STATED EXERCISE: Can the data below be set down again exactly, line for line?
-- Start DATASET EXTRACT --
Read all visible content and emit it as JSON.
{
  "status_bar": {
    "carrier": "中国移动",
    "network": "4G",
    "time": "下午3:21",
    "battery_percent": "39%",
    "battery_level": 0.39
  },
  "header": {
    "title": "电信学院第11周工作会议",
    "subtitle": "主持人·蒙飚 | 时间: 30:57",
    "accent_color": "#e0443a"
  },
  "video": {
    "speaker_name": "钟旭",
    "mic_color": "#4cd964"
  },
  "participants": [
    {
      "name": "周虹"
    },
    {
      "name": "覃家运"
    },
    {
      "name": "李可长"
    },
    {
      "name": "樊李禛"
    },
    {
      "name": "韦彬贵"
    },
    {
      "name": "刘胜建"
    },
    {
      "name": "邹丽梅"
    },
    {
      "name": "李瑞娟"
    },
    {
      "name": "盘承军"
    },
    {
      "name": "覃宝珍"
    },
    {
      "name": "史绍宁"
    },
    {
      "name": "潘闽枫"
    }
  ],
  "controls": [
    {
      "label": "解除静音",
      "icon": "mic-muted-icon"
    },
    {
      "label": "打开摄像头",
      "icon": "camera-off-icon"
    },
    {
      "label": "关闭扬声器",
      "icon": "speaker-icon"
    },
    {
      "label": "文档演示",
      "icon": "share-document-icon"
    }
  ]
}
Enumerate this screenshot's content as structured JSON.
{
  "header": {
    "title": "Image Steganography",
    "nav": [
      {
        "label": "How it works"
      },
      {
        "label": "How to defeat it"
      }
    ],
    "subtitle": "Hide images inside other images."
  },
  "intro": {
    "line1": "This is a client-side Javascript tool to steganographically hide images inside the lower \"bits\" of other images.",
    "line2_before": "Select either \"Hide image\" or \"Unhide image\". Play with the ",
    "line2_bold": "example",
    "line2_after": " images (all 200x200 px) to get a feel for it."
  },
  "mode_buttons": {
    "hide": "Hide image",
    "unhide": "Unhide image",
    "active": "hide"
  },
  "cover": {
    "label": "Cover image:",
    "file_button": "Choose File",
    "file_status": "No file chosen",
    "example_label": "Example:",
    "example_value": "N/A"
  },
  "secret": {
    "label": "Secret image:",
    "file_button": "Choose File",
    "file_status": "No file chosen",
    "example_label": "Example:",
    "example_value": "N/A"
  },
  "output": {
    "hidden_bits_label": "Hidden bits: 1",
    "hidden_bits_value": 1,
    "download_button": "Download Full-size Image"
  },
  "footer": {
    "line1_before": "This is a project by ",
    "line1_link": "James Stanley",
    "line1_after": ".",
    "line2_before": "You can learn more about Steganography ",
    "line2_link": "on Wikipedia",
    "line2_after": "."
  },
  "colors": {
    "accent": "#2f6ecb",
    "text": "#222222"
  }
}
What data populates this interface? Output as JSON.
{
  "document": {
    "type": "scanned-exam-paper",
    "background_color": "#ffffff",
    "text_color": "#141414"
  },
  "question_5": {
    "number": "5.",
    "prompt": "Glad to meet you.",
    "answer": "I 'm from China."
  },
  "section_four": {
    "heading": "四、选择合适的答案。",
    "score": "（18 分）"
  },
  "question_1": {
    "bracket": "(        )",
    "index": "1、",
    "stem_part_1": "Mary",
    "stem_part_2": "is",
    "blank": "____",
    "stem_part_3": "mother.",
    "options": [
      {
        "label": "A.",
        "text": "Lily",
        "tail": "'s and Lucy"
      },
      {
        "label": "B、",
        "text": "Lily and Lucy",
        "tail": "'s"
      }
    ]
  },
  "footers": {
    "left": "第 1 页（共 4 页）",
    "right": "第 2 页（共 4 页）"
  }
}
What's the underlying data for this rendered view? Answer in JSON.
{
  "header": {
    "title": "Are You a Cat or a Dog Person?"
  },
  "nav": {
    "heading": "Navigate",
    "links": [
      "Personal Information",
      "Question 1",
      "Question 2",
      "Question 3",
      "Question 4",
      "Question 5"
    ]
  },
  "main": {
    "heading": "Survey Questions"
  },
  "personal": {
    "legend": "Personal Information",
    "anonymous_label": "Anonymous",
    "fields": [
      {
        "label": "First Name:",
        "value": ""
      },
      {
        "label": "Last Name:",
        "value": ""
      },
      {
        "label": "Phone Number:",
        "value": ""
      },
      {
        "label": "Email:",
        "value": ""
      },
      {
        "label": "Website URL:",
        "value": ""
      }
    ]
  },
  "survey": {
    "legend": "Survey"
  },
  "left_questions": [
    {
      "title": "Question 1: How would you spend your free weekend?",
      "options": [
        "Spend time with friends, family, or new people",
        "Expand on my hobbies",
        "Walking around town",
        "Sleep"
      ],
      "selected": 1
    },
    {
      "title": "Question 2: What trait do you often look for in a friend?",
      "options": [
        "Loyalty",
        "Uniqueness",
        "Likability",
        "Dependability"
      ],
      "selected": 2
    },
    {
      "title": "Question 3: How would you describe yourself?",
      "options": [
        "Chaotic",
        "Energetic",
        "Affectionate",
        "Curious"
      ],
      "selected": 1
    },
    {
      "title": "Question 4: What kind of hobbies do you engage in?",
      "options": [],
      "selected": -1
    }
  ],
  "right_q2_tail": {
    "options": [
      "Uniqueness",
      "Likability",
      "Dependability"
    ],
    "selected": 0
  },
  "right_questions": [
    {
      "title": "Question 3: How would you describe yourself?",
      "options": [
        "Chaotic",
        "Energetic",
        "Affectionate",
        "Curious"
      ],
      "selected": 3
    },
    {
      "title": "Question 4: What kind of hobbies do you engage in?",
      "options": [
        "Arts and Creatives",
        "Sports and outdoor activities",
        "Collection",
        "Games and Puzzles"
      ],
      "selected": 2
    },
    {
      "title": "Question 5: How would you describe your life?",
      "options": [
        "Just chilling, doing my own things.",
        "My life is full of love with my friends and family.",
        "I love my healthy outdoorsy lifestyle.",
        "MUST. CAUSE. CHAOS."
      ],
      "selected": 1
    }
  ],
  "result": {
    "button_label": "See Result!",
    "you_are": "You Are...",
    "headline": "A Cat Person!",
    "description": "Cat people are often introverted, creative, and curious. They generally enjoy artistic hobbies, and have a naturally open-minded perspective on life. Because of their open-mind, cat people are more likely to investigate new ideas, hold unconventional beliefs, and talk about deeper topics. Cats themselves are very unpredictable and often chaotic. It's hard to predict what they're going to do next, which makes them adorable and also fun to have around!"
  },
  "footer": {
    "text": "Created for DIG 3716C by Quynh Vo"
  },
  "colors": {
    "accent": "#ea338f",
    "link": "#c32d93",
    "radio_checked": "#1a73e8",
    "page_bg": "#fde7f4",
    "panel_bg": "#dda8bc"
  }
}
-- End DATASET EXTRACT --
REPLY TO THE TASK:
Read all visible content and emit it as JSON.
{
  "status_bar": {
    "carrier": "中国移动",
    "network": "4G",
    "time": "下午3:21",
    "battery_percent": "39%",
    "battery_level": 0.39
  },
  "header": {
    "title": "电信学院第11周工作会议",
    "subtitle": "主持人·蒙飚 | 时间: 30:57",
    "accent_color": "#e0443a"
  },
  "video": {
    "speaker_name": "钟旭",
    "mic_color": "#4cd964"
  },
  "participants": [
    {
      "name": "周虹"
    },
    {
      "name": "覃家运"
    },
    {
      "name": "李可长"
    },
    {
      "name": "樊李禛"
    },
    {
      "name": "韦彬贵"
    },
    {
      "name": "刘胜建"
    },
    {
      "name": "邹丽梅"
    },
    {
      "name": "李瑞娟"
    },
    {
      "name": "盘承军"
    },
    {
      "name": "覃宝珍"
    },
    {
      "name": "史绍宁"
    },
    {
      "name": "潘闽枫"
    }
  ],
  "controls": [
    {
      "label": "解除静音",
      "icon": "mic-muted-icon"
    },
    {
      "label": "打开摄像头",
      "icon": "camera-off-icon"
    },
    {
      "label": "关闭扬声器",
      "icon": "speaker-icon"
    },
    {
      "label": "文档演示",
      "icon": "share-document-icon"
    }
  ]
}
Enumerate this screenshot's content as structured JSON.
{
  "header": {
    "title": "Image Steganography",
    "nav": [
      {
        "label": "How it works"
      },
      {
        "label": "How to defeat it"
      }
    ],
    "subtitle": "Hide images inside other images."
  },
  "intro": {
    "line1": "This is a client-side Javascript tool to steganographically hide images inside the lower \"bits\" of other images.",
    "line2_before": "Select either \"Hide image\" or \"Unhide image\". Play with the ",
    "line2_bold": "example",
    "line2_after": " images (all 200x200 px) to get a feel for it."
  },
  "mode_buttons": {
    "hide": "Hide image",
    "unhide": "Unhide image",
    "active": "hide"
  },
  "cover": {
    "label": "Cover image:",
    "file_button": "Choose File",
    "file_status": "No file chosen",
    "example_label": "Example:",
    "example_value": "N/A"
  },
  "secret": {
    "label": "Secret image:",
    "file_button": "Choose File",
    "file_status": "No file chosen",
    "example_label": "Example:",
    "example_value": "N/A"
  },
  "output": {
    "hidden_bits_label": "Hidden bits: 1",
    "hidden_bits_value": 1,
    "download_button": "Download Full-size Image"
  },
  "footer": {
    "line1_before": "This is a project by ",
    "line1_link": "James Stanley",
    "line1_after": ".",
    "line2_before": "You can learn more about Steganography ",
    "line2_link": "on Wikipedia",
    "line2_after": "."
  },
  "colors": {
    "accent": "#2f6ecb",
    "text": "#222222"
  }
}
What data populates this interface? Output as JSON.
{
  "document": {
    "type": "scanned-exam-paper",
    "background_color": "#ffffff",
    "text_color": "#141414"
  },
  "question_5": {
    "number": "5.",
    "prompt": "Glad to meet you.",
    "answer": "I 'm from China."
  },
  "section_four": {
    "heading": "四、选择合适的答案。",
    "score": "（18 分）"
  },
  "question_1": {
    "bracket": "(        )",
    "index": "1、",
    "stem_part_1": "Mary",
    "stem_part_2": "is",
    "blank": "____",
    "stem_part_3": "mother.",
    "options": [
      {
        "label": "A.",
        "text": "Lily",
        "tail": "'s and Lucy"
      },
      {
        "label": "B、",
        "text": "Lily and Lucy",
        "tail": "'s"
      }
    ]
  },
  "footers": {
    "left": "第 1 页（共 4 页）",
    "right": "第 2 页（共 4 页）"
  }
}
What's the underlying data for this rendered view? Answer in JSON.
{
  "header": {
    "title": "Are You a Cat or a Dog Person?"
  },
  "nav": {
    "heading": "Navigate",
    "links": [
      "Personal Information",
      "Question 1",
      "Question 2",
      "Question 3",
      "Question 4",
      "Question 5"
    ]
  },
  "main": {
    "heading": "Survey Questions"
  },
  "personal": {
    "legend": "Personal Information",
    "anonymous_label": "Anonymous",
    "fields": [
      {
        "label": "First Name:",
        "value": ""
      },
      {
        "label": "Last Name:",
        "value": ""
      },
      {
        "label": "Phone Number:",
        "value": ""
      },
      {
        "label": "Email:",
        "value": ""
      },
      {
        "label": "Website URL:",
        "value": ""
      }
    ]
  },
  "survey": {
    "legend": "Survey"
  },
  "left_questions": [
    {
      "title": "Question 1: How would you spend your free weekend?",
      "options": [
        "Spend time with friends, family, or new people",
        "Expand on my hobbies",
        "Walking around town",
        "Sleep"
      ],
      "selected": 1
    },
    {
      "title": "Question 2: What trait do you often look for in a friend?",
      "options": [
        "Loyalty",
        "Uniqueness",
        "Likability",
        "Dependability"
      ],
      "selected": 2
    },
    {
      "title": "Question 3: How would you describe yourself?",
      "options": [
        "Chaotic",
        "Energetic",
        "Affectionate",
        "Curious"
      ],
      "selected": 1
    },
    {
      "title": "Question 4: What kind of hobbies do you engage in?",
      "options": [],
      "selected": -1
    }
  ],
  "right_q2_tail": {
    "options": [
      "Uniqueness",
      "Likability",
      "Dependability"
    ],
    "selected": 0
  },
  "right_questions": [
    {
      "title": "Question 3: How would you describe yourself?",
      "options": [
        "Chaotic",
        "Energetic",
        "Affectionate",
        "Curious"
      ],
      "selected": 3
    },
    {
      "title": "Question 4: What kind of hobbies do you engage in?",
      "options": [
        "Arts and Creatives",
        "Sports and outdoor activities",
        "Collection",
        "Games and Puzzles"
      ],
      "selected": 2
    },
    {
      "title": "Question 5: How would you describe your life?",
      "options": [
        "Just chilling, doing my own things.",
        "My life is full of love with my friends and family.",
        "I love my healthy outdoorsy lifestyle.",
        "MUST. CAUSE. CHAOS."
      ],
      "selected": 1
    }
  ],
  "result": {
    "button_label": "See Result!",
    "you_are": "You Are...",
    "headline": "A Cat Person!",
    "description": "Cat people are often introverted, creative, and curious. They generally enjoy artistic hobbies, and have a naturally open-minded perspective on life. Because of their open-mind, cat people are more likely to investigate new ideas, hold unconventional beliefs, and talk about deeper topics. Cats themselves are very unpredictable and often chaotic. It's hard to predict what they're going to do next, which makes them adorable and also fun to have around!"
  },
  "footer": {
    "text": "Created for DIG 3716C by Quynh Vo"
  },
  "colors": {
    "accent": "#ea338f",
    "link": "#c32d93",
    "radio_checked": "#1a73e8",
    "page_bg": "#fde7f4",
    "panel_bg": "#dda8bc"
  }
}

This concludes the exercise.